• What you need to do: Your task is to copy the listing exactly. Drop any pictures from the copy.
►
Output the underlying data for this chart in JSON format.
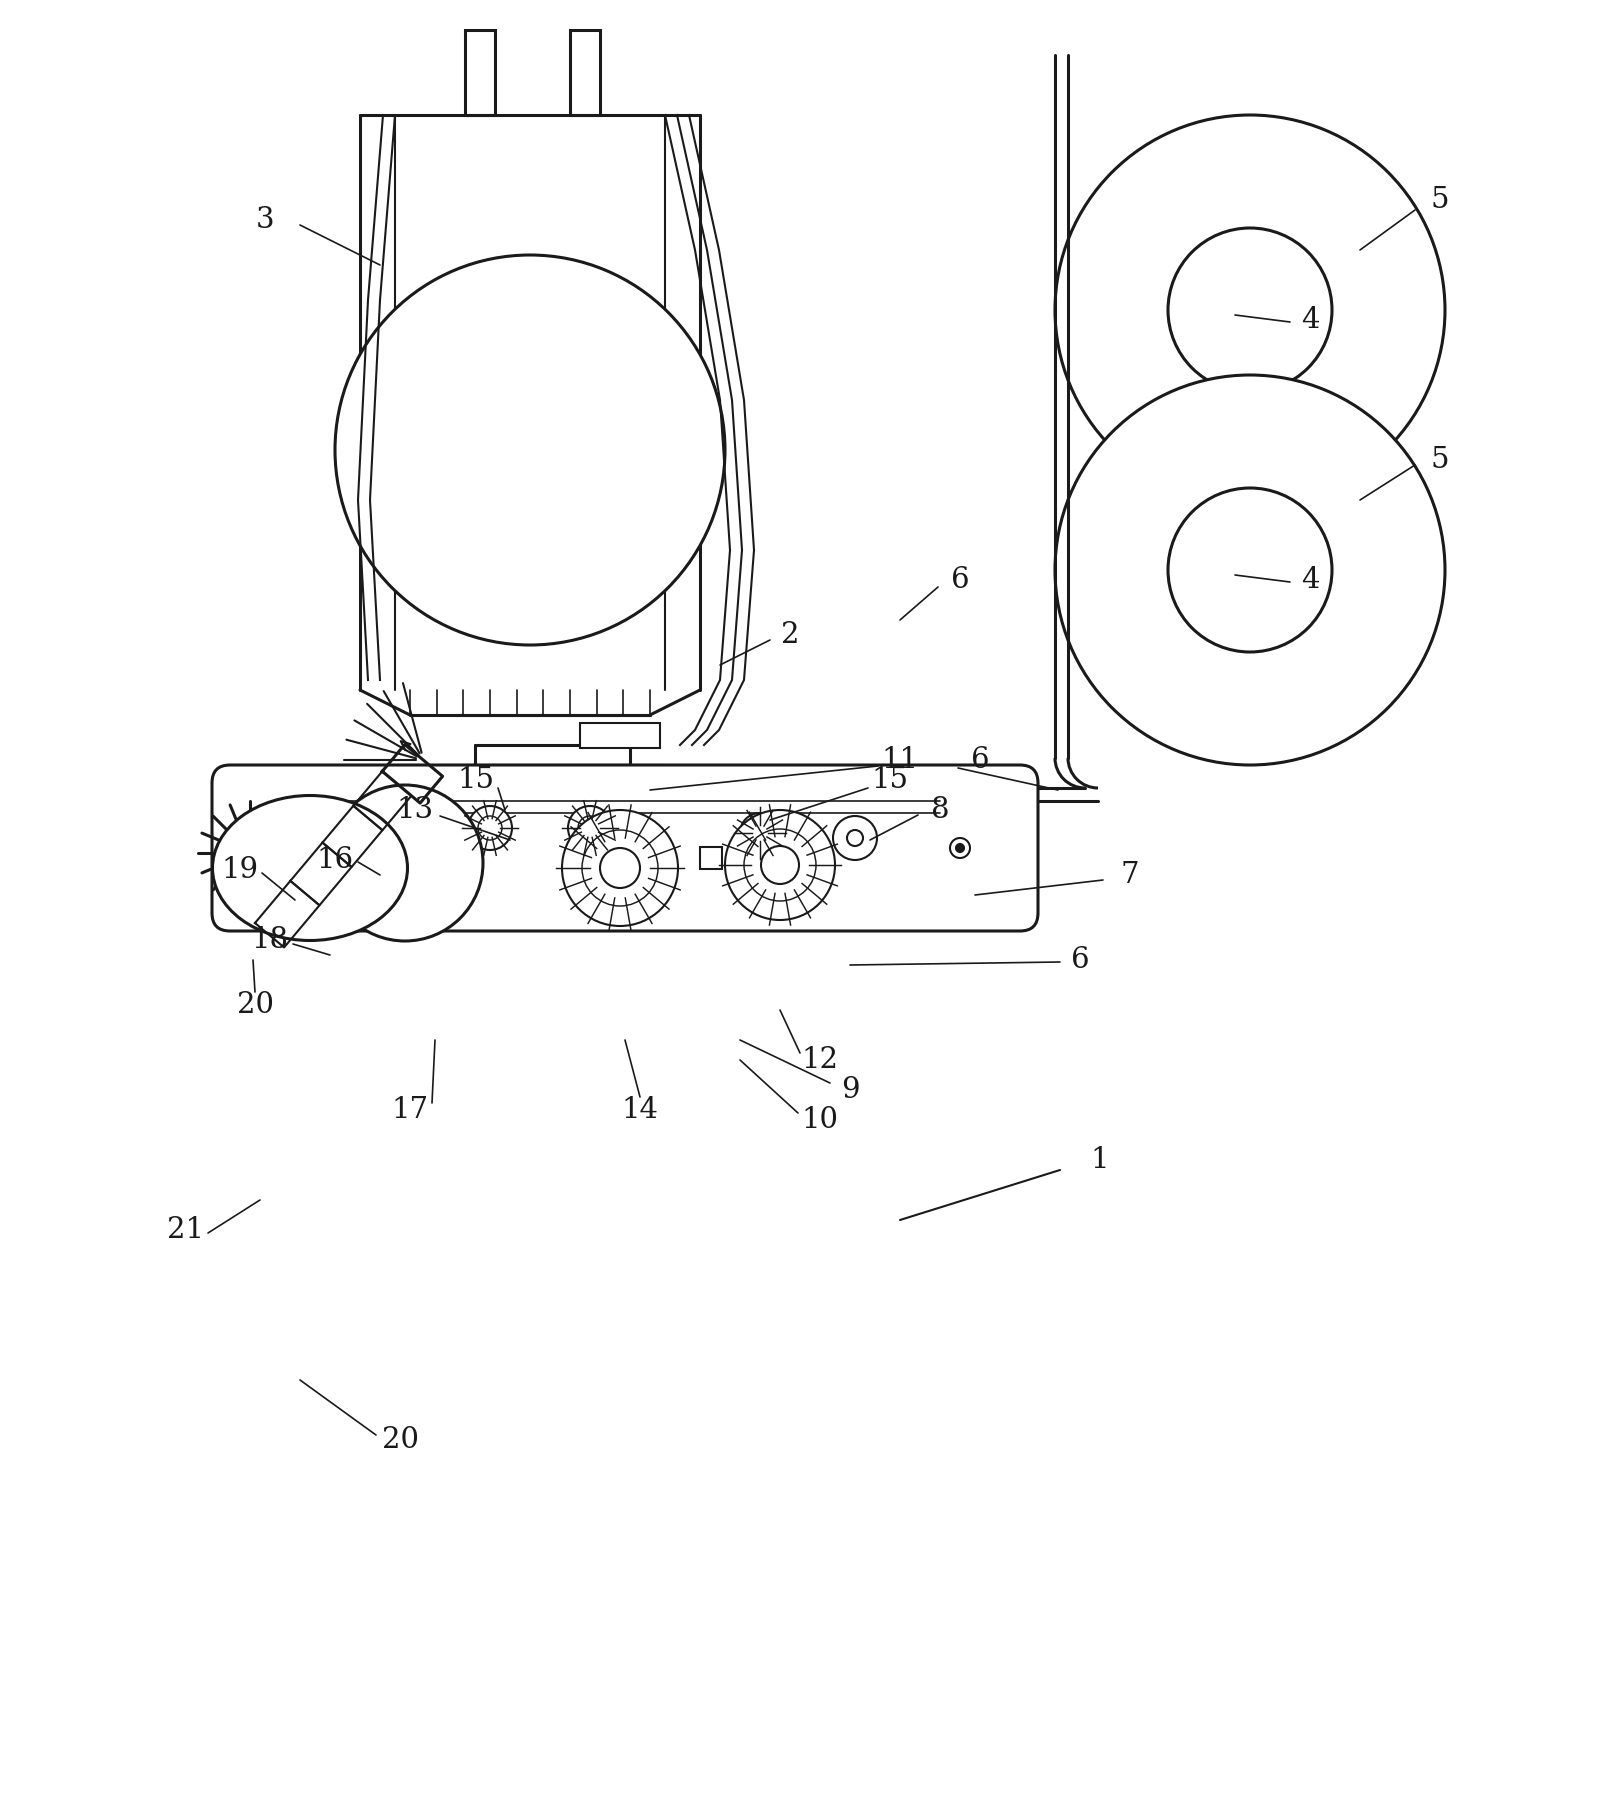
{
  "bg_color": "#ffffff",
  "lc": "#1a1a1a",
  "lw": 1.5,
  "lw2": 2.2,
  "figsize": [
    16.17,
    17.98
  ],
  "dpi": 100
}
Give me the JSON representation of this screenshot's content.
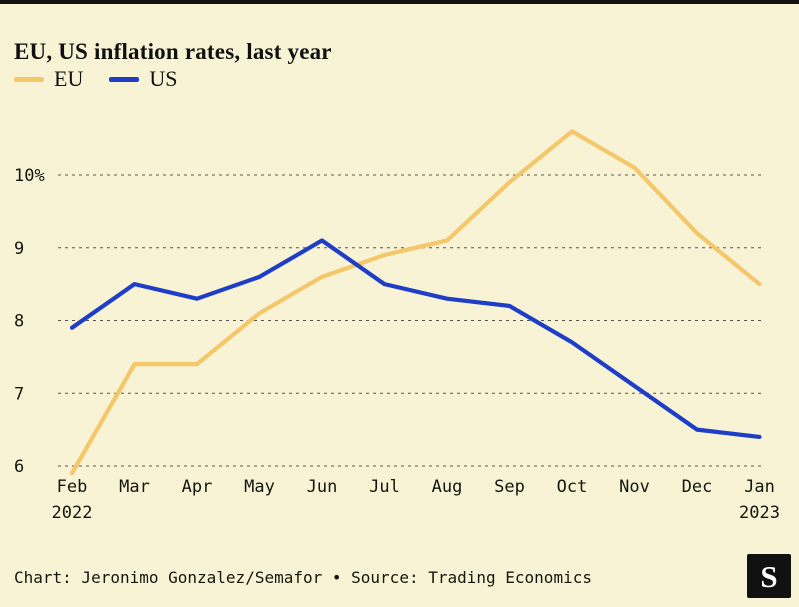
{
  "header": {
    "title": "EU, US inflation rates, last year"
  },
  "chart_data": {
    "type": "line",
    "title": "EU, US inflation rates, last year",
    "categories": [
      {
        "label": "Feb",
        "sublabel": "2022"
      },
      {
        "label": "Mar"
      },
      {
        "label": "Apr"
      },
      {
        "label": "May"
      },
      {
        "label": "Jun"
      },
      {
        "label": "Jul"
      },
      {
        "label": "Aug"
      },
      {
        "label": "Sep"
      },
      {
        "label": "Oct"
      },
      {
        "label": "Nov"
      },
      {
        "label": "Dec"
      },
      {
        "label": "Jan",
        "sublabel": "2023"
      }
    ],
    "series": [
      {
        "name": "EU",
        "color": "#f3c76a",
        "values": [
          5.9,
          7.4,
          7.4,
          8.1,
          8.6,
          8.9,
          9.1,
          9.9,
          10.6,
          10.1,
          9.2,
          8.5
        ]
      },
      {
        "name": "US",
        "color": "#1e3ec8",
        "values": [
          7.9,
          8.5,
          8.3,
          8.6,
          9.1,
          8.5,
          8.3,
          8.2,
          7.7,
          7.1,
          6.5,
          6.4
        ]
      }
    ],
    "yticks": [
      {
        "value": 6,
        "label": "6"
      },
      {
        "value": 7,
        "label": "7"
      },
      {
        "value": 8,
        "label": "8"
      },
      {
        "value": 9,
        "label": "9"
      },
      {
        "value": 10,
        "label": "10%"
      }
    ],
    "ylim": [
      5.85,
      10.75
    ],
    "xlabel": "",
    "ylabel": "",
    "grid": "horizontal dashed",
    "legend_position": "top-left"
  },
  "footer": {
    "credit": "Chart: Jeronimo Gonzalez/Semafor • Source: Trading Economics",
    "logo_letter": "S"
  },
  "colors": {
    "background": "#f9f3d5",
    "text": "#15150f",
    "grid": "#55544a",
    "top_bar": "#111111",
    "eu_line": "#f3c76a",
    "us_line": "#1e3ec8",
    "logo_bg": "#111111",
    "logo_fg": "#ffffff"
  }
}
◄
• Final result:
Output the underlying data for this chart in JSON format.
{
  "bg_color": "#ffffff",
  "lc": "#1a1a1a",
  "lw": 1.5,
  "lw2": 2.2,
  "figsize": [
    16.17,
    17.98
  ],
  "dpi": 100
}
Give me the JSON representation of this screenshot's content.
{
  "header": {
    "title": "EU, US inflation rates, last year"
  },
  "chart_data": {
    "type": "line",
    "title": "EU, US inflation rates, last year",
    "categories": [
      {
        "label": "Feb",
        "sublabel": "2022"
      },
      {
        "label": "Mar"
      },
      {
        "label": "Apr"
      },
      {
        "label": "May"
      },
      {
        "label": "Jun"
      },
      {
        "label": "Jul"
      },
      {
        "label": "Aug"
      },
      {
        "label": "Sep"
      },
      {
        "label": "Oct"
      },
      {
        "label": "Nov"
      },
      {
        "label": "Dec"
      },
      {
        "label": "Jan",
        "sublabel": "2023"
      }
    ],
    "series": [
      {
        "name": "EU",
        "color": "#f3c76a",
        "values": [
          5.9,
          7.4,
          7.4,
          8.1,
          8.6,
          8.9,
          9.1,
          9.9,
          10.6,
          10.1,
          9.2,
          8.5
        ]
      },
      {
        "name": "US",
        "color": "#1e3ec8",
        "values": [
          7.9,
          8.5,
          8.3,
          8.6,
          9.1,
          8.5,
          8.3,
          8.2,
          7.7,
          7.1,
          6.5,
          6.4
        ]
      }
    ],
    "yticks": [
      {
        "value": 6,
        "label": "6"
      },
      {
        "value": 7,
        "label": "7"
      },
      {
        "value": 8,
        "label": "8"
      },
      {
        "value": 9,
        "label": "9"
      },
      {
        "value": 10,
        "label": "10%"
      }
    ],
    "ylim": [
      5.85,
      10.75
    ],
    "xlabel": "",
    "ylabel": "",
    "grid": "horizontal dashed",
    "legend_position": "top-left"
  },
  "footer": {
    "credit": "Chart: Jeronimo Gonzalez/Semafor • Source: Trading Economics",
    "logo_letter": "S"
  },
  "colors": {
    "background": "#f9f3d5",
    "text": "#15150f",
    "grid": "#55544a",
    "top_bar": "#111111",
    "eu_line": "#f3c76a",
    "us_line": "#1e3ec8",
    "logo_bg": "#111111",
    "logo_fg": "#ffffff"
  }
}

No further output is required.